WHAT THE TASK REQUIRES> All records are to be retyped faithfully and completely.
──────── INFORMATION GIVEN
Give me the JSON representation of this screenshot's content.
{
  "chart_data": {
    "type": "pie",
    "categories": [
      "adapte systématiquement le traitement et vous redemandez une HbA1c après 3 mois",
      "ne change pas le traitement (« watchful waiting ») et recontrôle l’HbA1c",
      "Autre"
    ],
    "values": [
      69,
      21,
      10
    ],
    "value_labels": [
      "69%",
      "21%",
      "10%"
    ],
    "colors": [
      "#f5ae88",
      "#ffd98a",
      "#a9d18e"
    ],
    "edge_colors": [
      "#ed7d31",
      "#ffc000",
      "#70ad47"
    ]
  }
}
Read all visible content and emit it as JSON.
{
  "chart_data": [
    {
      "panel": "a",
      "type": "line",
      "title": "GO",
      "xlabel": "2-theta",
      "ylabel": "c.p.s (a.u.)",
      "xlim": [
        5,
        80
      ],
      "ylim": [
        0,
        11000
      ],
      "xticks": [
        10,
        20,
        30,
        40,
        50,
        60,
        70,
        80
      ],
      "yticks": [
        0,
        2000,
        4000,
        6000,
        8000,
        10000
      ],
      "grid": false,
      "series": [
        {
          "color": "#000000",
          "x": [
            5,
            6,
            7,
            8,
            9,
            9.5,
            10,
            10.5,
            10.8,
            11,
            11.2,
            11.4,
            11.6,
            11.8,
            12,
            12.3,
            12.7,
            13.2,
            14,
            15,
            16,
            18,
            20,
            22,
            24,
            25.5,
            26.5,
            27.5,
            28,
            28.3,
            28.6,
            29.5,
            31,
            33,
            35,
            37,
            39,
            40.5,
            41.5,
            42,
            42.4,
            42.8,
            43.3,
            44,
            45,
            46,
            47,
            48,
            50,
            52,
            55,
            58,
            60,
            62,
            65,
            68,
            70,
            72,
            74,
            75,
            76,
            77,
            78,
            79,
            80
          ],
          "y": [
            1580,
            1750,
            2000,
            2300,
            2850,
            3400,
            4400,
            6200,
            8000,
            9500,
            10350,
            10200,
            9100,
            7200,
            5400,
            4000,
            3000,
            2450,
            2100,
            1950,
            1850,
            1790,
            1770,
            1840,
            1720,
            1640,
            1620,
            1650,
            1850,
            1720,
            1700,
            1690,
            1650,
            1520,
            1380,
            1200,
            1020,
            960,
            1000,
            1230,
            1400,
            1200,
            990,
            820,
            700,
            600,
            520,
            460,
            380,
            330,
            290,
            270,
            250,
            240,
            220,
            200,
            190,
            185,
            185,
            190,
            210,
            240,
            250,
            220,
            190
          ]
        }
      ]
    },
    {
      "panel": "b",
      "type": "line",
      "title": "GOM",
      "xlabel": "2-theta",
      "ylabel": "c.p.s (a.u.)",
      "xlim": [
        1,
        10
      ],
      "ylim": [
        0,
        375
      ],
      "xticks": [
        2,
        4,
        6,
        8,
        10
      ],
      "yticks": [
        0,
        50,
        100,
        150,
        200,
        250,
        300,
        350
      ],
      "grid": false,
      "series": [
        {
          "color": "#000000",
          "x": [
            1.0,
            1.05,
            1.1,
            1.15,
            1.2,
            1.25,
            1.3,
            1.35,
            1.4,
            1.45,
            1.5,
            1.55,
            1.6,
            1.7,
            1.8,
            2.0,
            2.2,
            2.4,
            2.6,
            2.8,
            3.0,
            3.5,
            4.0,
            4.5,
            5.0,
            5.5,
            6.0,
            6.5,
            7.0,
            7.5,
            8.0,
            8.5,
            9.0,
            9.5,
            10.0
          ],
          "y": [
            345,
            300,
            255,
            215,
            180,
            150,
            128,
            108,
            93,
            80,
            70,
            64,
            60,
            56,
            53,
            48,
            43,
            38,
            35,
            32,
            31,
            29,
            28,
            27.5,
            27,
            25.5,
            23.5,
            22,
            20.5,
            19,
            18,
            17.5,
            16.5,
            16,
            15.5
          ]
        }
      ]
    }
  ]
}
────────────────
SOLUTION>
Give me the JSON representation of this screenshot's content.
{
  "chart_data": {
    "type": "pie",
    "categories": [
      "adapte systématiquement le traitement et vous redemandez une HbA1c après 3 mois",
      "ne change pas le traitement (« watchful waiting ») et recontrôle l’HbA1c",
      "Autre"
    ],
    "values": [
      69,
      21,
      10
    ],
    "value_labels": [
      "69%",
      "21%",
      "10%"
    ],
    "colors": [
      "#f5ae88",
      "#ffd98a",
      "#a9d18e"
    ],
    "edge_colors": [
      "#ed7d31",
      "#ffc000",
      "#70ad47"
    ]
  }
}
Read all visible content and emit it as JSON.
{
  "chart_data": [
    {
      "panel": "a",
      "type": "line",
      "title": "GO",
      "xlabel": "2-theta",
      "ylabel": "c.p.s (a.u.)",
      "xlim": [
        5,
        80
      ],
      "ylim": [
        0,
        11000
      ],
      "xticks": [
        10,
        20,
        30,
        40,
        50,
        60,
        70,
        80
      ],
      "yticks": [
        0,
        2000,
        4000,
        6000,
        8000,
        10000
      ],
      "grid": false,
      "series": [
        {
          "color": "#000000",
          "x": [
            5,
            6,
            7,
            8,
            9,
            9.5,
            10,
            10.5,
            10.8,
            11,
            11.2,
            11.4,
            11.6,
            11.8,
            12,
            12.3,
            12.7,
            13.2,
            14,
            15,
            16,
            18,
            20,
            22,
            24,
            25.5,
            26.5,
            27.5,
            28,
            28.3,
            28.6,
            29.5,
            31,
            33,
            35,
            37,
            39,
            40.5,
            41.5,
            42,
            42.4,
            42.8,
            43.3,
            44,
            45,
            46,
            47,
            48,
            50,
            52,
            55,
            58,
            60,
            62,
            65,
            68,
            70,
            72,
            74,
            75,
            76,
            77,
            78,
            79,
            80
          ],
          "y": [
            1580,
            1750,
            2000,
            2300,
            2850,
            3400,
            4400,
            6200,
            8000,
            9500,
            10350,
            10200,
            9100,
            7200,
            5400,
            4000,
            3000,
            2450,
            2100,
            1950,
            1850,
            1790,
            1770,
            1840,
            1720,
            1640,
            1620,
            1650,
            1850,
            1720,
            1700,
            1690,
            1650,
            1520,
            1380,
            1200,
            1020,
            960,
            1000,
            1230,
            1400,
            1200,
            990,
            820,
            700,
            600,
            520,
            460,
            380,
            330,
            290,
            270,
            250,
            240,
            220,
            200,
            190,
            185,
            185,
            190,
            210,
            240,
            250,
            220,
            190
          ]
        }
      ]
    },
    {
      "panel": "b",
      "type": "line",
      "title": "GOM",
      "xlabel": "2-theta",
      "ylabel": "c.p.s (a.u.)",
      "xlim": [
        1,
        10
      ],
      "ylim": [
        0,
        375
      ],
      "xticks": [
        2,
        4,
        6,
        8,
        10
      ],
      "yticks": [
        0,
        50,
        100,
        150,
        200,
        250,
        300,
        350
      ],
      "grid": false,
      "series": [
        {
          "color": "#000000",
          "x": [
            1.0,
            1.05,
            1.1,
            1.15,
            1.2,
            1.25,
            1.3,
            1.35,
            1.4,
            1.45,
            1.5,
            1.55,
            1.6,
            1.7,
            1.8,
            2.0,
            2.2,
            2.4,
            2.6,
            2.8,
            3.0,
            3.5,
            4.0,
            4.5,
            5.0,
            5.5,
            6.0,
            6.5,
            7.0,
            7.5,
            8.0,
            8.5,
            9.0,
            9.5,
            10.0
          ],
          "y": [
            345,
            300,
            255,
            215,
            180,
            150,
            128,
            108,
            93,
            80,
            70,
            64,
            60,
            56,
            53,
            48,
            43,
            38,
            35,
            32,
            31,
            29,
            28,
            27.5,
            27,
            25.5,
            23.5,
            22,
            20.5,
            19,
            18,
            17.5,
            16.5,
            16,
            15.5
          ]
        }
      ]
    }
  ]
}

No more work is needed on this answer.